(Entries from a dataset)
..........

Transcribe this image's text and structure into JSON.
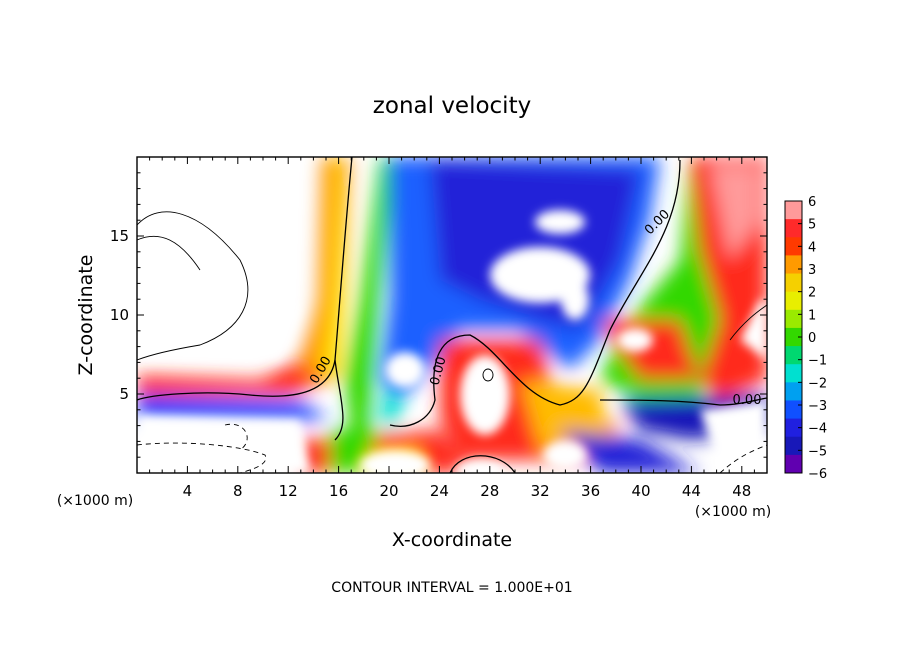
{
  "chart_data": {
    "type": "heatmap",
    "title": "zonal velocity",
    "xlabel": "X-coordinate",
    "ylabel": "Z-coordinate",
    "x_unit": "(×1000 m)",
    "xlim": [
      0,
      50
    ],
    "ylim": [
      0,
      20
    ],
    "x_ticks": [
      4,
      8,
      12,
      16,
      20,
      24,
      28,
      32,
      36,
      40,
      44,
      48
    ],
    "y_ticks": [
      5,
      10,
      15
    ],
    "colorbar": {
      "ticks": [
        6,
        5,
        4,
        3,
        2,
        1,
        0,
        -1,
        -2,
        -3,
        -4,
        -5,
        -6
      ],
      "colors": [
        "#ff9a9a",
        "#ff2a2a",
        "#ff3a00",
        "#ff9a00",
        "#f5d000",
        "#e8ee00",
        "#9aea00",
        "#33d800",
        "#00d870",
        "#00e0d0",
        "#00a0f0",
        "#1050ff",
        "#2020e0",
        "#1818b8",
        "#6000b0"
      ]
    },
    "contour_labels": [
      "0.00",
      "0.00",
      "0.00",
      "0.00"
    ],
    "footer": "CONTOUR INTERVAL = 1.000E+01"
  }
}
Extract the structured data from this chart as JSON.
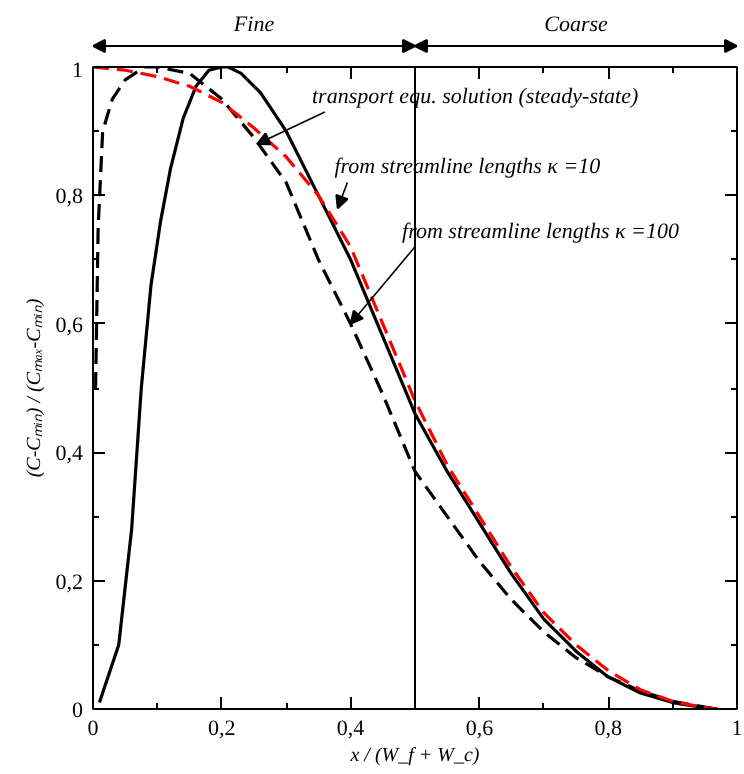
{
  "chart_data": {
    "type": "line",
    "xlabel": "x / (W_f + W_c)",
    "ylabel": "(C-Cₘᵢₙ) / (Cₘₐₓ-Cₘᵢₙ)",
    "xlim": [
      0,
      1
    ],
    "ylim": [
      0,
      1
    ],
    "xticks": [
      0,
      {
        "value": 0.2,
        "label": "0,2"
      },
      {
        "value": 0.4,
        "label": "0,4"
      },
      {
        "value": 0.6,
        "label": "0,6"
      },
      {
        "value": 0.8,
        "label": "0,8"
      },
      1
    ],
    "yticks": [
      0,
      {
        "value": 0.2,
        "label": "0,2"
      },
      {
        "value": 0.4,
        "label": "0,4"
      },
      {
        "value": 0.6,
        "label": "0,6"
      },
      {
        "value": 0.8,
        "label": "0,8"
      },
      1
    ],
    "grid": false,
    "series": [
      {
        "color": "#000000",
        "line_style": "solid",
        "x": [
          0.01,
          0.04,
          0.06,
          0.075,
          0.09,
          0.105,
          0.12,
          0.14,
          0.16,
          0.18,
          0.2,
          0.21,
          0.23,
          0.26,
          0.3,
          0.35,
          0.4,
          0.45,
          0.5,
          0.55,
          0.6,
          0.65,
          0.7,
          0.75,
          0.8,
          0.85,
          0.9,
          0.95,
          0.97
        ],
        "values": [
          0.01,
          0.1,
          0.28,
          0.5,
          0.66,
          0.76,
          0.84,
          0.92,
          0.97,
          0.995,
          1.0,
          1.0,
          0.99,
          0.96,
          0.9,
          0.8,
          0.7,
          0.58,
          0.46,
          0.37,
          0.29,
          0.21,
          0.14,
          0.09,
          0.05,
          0.025,
          0.01,
          0.002,
          0.0
        ]
      },
      {
        "color": "#000000",
        "line_style": "dashed",
        "x": [
          0.004,
          0.008,
          0.015,
          0.03,
          0.05,
          0.08,
          0.1,
          0.15,
          0.2,
          0.25,
          0.3,
          0.35,
          0.4,
          0.45,
          0.5,
          0.55,
          0.6,
          0.65,
          0.7,
          0.75,
          0.8,
          0.85,
          0.9,
          0.95,
          0.97
        ],
        "values": [
          0.5,
          0.75,
          0.9,
          0.95,
          0.98,
          1.0,
          1.0,
          0.99,
          0.95,
          0.89,
          0.82,
          0.7,
          0.6,
          0.49,
          0.37,
          0.3,
          0.23,
          0.17,
          0.12,
          0.08,
          0.05,
          0.028,
          0.012,
          0.003,
          0.0
        ]
      },
      {
        "color": "#ff0000",
        "line_style": "dashed",
        "x": [
          0.0,
          0.05,
          0.1,
          0.15,
          0.2,
          0.25,
          0.3,
          0.35,
          0.4,
          0.45,
          0.5,
          0.55,
          0.6,
          0.65,
          0.7,
          0.75,
          0.8,
          0.85,
          0.9,
          0.95,
          0.97
        ],
        "values": [
          1.0,
          0.995,
          0.985,
          0.97,
          0.945,
          0.905,
          0.86,
          0.8,
          0.72,
          0.6,
          0.48,
          0.38,
          0.3,
          0.22,
          0.15,
          0.1,
          0.06,
          0.03,
          0.012,
          0.002,
          0.0
        ]
      }
    ],
    "ref_lines": [
      {
        "axis": "x",
        "value": 0.5,
        "color": "#000000"
      }
    ],
    "annotations": [
      "Fine",
      "Coarse",
      {
        "text": "transport equ. solution (steady-state)",
        "x": 0.255,
        "y": 0.88
      },
      {
        "text": "from streamline lengths κ =10",
        "x": 0.38,
        "y": 0.78
      },
      {
        "text": "from streamline lengths κ =100",
        "x": 0.4,
        "y": 0.6
      }
    ]
  }
}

..........

▶ _WHAT YOU ARE ASKED TO DO_
Copy the material above in full and exactly, skipping pictures.

▶ _TASK ANSWER_
Transcribe this image's text and structure into JSON.
{
  "chart_data": {
    "type": "heatmap",
    "title": "zonal velocity",
    "xlabel": "X-coordinate",
    "ylabel": "Z-coordinate",
    "x_unit": "(×1000 m)",
    "xlim": [
      0,
      50
    ],
    "ylim": [
      0,
      20
    ],
    "x_ticks": [
      4,
      8,
      12,
      16,
      20,
      24,
      28,
      32,
      36,
      40,
      44,
      48
    ],
    "y_ticks": [
      5,
      10,
      15
    ],
    "colorbar": {
      "ticks": [
        6,
        5,
        4,
        3,
        2,
        1,
        0,
        -1,
        -2,
        -3,
        -4,
        -5,
        -6
      ],
      "colors": [
        "#ff9a9a",
        "#ff2a2a",
        "#ff3a00",
        "#ff9a00",
        "#f5d000",
        "#e8ee00",
        "#9aea00",
        "#33d800",
        "#00d870",
        "#00e0d0",
        "#00a0f0",
        "#1050ff",
        "#2020e0",
        "#1818b8",
        "#6000b0"
      ]
    },
    "contour_labels": [
      "0.00",
      "0.00",
      "0.00",
      "0.00"
    ],
    "footer": "CONTOUR INTERVAL = 1.000E+01"
  }
}
Extract the structured data from this chart as JSON.
{
  "chart_data": {
    "type": "line",
    "xlabel": "x / (W_f + W_c)",
    "ylabel": "(C-Cₘᵢₙ) / (Cₘₐₓ-Cₘᵢₙ)",
    "xlim": [
      0,
      1
    ],
    "ylim": [
      0,
      1
    ],
    "xticks": [
      0,
      {
        "value": 0.2,
        "label": "0,2"
      },
      {
        "value": 0.4,
        "label": "0,4"
      },
      {
        "value": 0.6,
        "label": "0,6"
      },
      {
        "value": 0.8,
        "label": "0,8"
      },
      1
    ],
    "yticks": [
      0,
      {
        "value": 0.2,
        "label": "0,2"
      },
      {
        "value": 0.4,
        "label": "0,4"
      },
      {
        "value": 0.6,
        "label": "0,6"
      },
      {
        "value": 0.8,
        "label": "0,8"
      },
      1
    ],
    "grid": false,
    "series": [
      {
        "color": "#000000",
        "line_style": "solid",
        "x": [
          0.01,
          0.04,
          0.06,
          0.075,
          0.09,
          0.105,
          0.12,
          0.14,
          0.16,
          0.18,
          0.2,
          0.21,
          0.23,
          0.26,
          0.3,
          0.35,
          0.4,
          0.45,
          0.5,
          0.55,
          0.6,
          0.65,
          0.7,
          0.75,
          0.8,
          0.85,
          0.9,
          0.95,
          0.97
        ],
        "values": [
          0.01,
          0.1,
          0.28,
          0.5,
          0.66,
          0.76,
          0.84,
          0.92,
          0.97,
          0.995,
          1.0,
          1.0,
          0.99,
          0.96,
          0.9,
          0.8,
          0.7,
          0.58,
          0.46,
          0.37,
          0.29,
          0.21,
          0.14,
          0.09,
          0.05,
          0.025,
          0.01,
          0.002,
          0.0
        ]
      },
      {
        "color": "#000000",
        "line_style": "dashed",
        "x": [
          0.004,
          0.008,
          0.015,
          0.03,
          0.05,
          0.08,
          0.1,
          0.15,
          0.2,
          0.25,
          0.3,
          0.35,
          0.4,
          0.45,
          0.5,
          0.55,
          0.6,
          0.65,
          0.7,
          0.75,
          0.8,
          0.85,
          0.9,
          0.95,
          0.97
        ],
        "values": [
          0.5,
          0.75,
          0.9,
          0.95,
          0.98,
          1.0,
          1.0,
          0.99,
          0.95,
          0.89,
          0.82,
          0.7,
          0.6,
          0.49,
          0.37,
          0.3,
          0.23,
          0.17,
          0.12,
          0.08,
          0.05,
          0.028,
          0.012,
          0.003,
          0.0
        ]
      },
      {
        "color": "#ff0000",
        "line_style": "dashed",
        "x": [
          0.0,
          0.05,
          0.1,
          0.15,
          0.2,
          0.25,
          0.3,
          0.35,
          0.4,
          0.45,
          0.5,
          0.55,
          0.6,
          0.65,
          0.7,
          0.75,
          0.8,
          0.85,
          0.9,
          0.95,
          0.97
        ],
        "values": [
          1.0,
          0.995,
          0.985,
          0.97,
          0.945,
          0.905,
          0.86,
          0.8,
          0.72,
          0.6,
          0.48,
          0.38,
          0.3,
          0.22,
          0.15,
          0.1,
          0.06,
          0.03,
          0.012,
          0.002,
          0.0
        ]
      }
    ],
    "ref_lines": [
      {
        "axis": "x",
        "value": 0.5,
        "color": "#000000"
      }
    ],
    "annotations": [
      "Fine",
      "Coarse",
      {
        "text": "transport equ. solution (steady-state)",
        "x": 0.255,
        "y": 0.88
      },
      {
        "text": "from streamline lengths κ =10",
        "x": 0.38,
        "y": 0.78
      },
      {
        "text": "from streamline lengths κ =100",
        "x": 0.4,
        "y": 0.6
      }
    ]
  }
}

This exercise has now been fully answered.